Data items
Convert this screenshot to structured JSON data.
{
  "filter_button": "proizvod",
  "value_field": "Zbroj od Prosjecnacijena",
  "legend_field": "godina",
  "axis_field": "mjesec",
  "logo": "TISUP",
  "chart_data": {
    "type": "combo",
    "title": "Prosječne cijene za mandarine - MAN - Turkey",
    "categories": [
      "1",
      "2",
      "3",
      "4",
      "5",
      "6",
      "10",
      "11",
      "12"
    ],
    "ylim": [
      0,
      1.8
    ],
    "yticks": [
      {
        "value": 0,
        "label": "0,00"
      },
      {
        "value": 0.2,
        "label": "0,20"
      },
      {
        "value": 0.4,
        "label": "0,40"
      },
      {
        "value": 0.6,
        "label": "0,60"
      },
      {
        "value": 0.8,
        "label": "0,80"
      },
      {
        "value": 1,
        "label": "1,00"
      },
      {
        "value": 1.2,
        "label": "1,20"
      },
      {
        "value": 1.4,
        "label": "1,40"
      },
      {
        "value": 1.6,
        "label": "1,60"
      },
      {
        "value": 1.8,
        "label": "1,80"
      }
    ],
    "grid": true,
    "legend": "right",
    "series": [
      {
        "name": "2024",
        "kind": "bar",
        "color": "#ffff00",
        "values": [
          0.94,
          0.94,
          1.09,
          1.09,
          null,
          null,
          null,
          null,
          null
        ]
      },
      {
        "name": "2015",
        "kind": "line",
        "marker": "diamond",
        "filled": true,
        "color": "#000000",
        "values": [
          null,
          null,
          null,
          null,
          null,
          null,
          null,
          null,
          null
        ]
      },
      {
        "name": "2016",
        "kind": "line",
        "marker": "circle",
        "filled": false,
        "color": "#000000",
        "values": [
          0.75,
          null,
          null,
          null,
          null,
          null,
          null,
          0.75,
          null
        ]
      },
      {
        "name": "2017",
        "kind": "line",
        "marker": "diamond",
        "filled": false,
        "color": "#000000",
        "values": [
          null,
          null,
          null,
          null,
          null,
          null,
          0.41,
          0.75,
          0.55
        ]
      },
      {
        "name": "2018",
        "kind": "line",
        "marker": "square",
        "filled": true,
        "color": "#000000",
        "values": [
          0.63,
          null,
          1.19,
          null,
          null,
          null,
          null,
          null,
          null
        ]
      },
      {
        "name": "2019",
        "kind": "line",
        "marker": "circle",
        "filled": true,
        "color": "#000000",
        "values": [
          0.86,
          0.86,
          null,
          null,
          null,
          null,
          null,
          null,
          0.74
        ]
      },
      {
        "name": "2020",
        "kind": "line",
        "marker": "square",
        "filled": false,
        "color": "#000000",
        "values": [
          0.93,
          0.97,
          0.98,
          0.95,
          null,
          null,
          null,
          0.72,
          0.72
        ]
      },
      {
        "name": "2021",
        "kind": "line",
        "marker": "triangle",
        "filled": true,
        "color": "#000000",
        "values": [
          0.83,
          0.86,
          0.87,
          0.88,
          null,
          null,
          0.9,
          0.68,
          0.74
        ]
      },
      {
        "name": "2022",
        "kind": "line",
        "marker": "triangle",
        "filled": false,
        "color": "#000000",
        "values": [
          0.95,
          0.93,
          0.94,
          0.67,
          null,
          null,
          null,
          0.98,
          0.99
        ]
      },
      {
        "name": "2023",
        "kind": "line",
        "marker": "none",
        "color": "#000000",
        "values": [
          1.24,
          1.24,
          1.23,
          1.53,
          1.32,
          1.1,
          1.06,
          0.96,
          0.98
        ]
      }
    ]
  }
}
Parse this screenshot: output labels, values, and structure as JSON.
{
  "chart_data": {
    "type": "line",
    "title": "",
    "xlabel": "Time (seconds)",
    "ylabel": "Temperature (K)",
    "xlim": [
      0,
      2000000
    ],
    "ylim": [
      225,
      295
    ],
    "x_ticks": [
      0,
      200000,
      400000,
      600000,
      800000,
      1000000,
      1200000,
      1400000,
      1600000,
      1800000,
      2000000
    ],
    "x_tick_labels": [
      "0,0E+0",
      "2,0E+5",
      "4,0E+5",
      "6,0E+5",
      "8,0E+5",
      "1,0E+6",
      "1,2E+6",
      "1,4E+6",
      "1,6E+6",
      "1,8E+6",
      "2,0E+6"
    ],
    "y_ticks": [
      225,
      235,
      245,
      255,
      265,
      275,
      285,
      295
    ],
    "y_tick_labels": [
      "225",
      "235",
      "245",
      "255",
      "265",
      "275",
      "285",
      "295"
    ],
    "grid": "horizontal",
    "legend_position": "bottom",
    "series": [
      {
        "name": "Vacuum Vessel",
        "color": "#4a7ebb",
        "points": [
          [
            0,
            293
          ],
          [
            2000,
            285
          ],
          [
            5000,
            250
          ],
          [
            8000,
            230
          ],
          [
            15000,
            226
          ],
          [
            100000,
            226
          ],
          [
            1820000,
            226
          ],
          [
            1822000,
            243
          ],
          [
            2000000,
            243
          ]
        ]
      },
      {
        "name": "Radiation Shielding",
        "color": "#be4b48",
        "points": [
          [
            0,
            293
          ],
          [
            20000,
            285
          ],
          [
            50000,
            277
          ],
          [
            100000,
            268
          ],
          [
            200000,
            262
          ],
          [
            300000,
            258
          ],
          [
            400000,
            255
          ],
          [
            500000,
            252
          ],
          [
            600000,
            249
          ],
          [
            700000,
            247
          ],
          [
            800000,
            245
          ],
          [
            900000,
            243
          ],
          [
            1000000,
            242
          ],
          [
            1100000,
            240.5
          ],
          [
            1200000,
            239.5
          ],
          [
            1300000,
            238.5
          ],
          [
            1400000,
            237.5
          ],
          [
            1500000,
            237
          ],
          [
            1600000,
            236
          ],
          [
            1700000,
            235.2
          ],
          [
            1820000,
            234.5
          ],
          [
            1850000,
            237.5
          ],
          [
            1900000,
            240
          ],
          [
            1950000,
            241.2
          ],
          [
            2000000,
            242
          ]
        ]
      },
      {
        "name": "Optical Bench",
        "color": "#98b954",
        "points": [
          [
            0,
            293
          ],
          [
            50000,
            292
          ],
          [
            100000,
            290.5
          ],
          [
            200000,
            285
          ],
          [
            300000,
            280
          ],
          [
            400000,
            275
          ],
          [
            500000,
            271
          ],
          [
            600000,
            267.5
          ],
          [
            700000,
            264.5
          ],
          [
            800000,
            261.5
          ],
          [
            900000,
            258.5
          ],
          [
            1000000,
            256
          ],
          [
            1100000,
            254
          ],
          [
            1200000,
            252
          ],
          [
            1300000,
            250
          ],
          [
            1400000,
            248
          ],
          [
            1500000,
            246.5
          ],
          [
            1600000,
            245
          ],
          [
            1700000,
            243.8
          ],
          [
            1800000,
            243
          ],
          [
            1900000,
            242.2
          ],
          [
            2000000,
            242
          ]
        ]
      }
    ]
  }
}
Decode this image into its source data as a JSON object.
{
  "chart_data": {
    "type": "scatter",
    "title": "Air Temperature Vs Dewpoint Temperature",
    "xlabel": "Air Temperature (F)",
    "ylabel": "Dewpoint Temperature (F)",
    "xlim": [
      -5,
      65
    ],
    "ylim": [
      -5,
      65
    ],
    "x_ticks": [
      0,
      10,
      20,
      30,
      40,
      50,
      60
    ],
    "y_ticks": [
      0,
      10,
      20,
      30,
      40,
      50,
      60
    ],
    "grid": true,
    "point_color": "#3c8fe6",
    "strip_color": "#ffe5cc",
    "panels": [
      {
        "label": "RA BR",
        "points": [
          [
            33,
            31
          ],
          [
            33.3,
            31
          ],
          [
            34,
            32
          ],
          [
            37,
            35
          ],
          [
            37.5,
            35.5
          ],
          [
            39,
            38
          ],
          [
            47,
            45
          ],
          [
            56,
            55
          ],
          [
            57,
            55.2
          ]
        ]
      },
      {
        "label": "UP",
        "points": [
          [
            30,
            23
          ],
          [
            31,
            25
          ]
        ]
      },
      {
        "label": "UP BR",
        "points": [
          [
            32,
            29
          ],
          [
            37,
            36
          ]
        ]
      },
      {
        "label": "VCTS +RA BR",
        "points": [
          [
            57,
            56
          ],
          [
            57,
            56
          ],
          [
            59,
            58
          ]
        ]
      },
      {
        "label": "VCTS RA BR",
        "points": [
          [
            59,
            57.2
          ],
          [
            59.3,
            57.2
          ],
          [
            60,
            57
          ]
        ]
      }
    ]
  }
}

__Given instruction__. State how many lines of the records hold the string "JSON", and nothing else.

__Task answer__. 3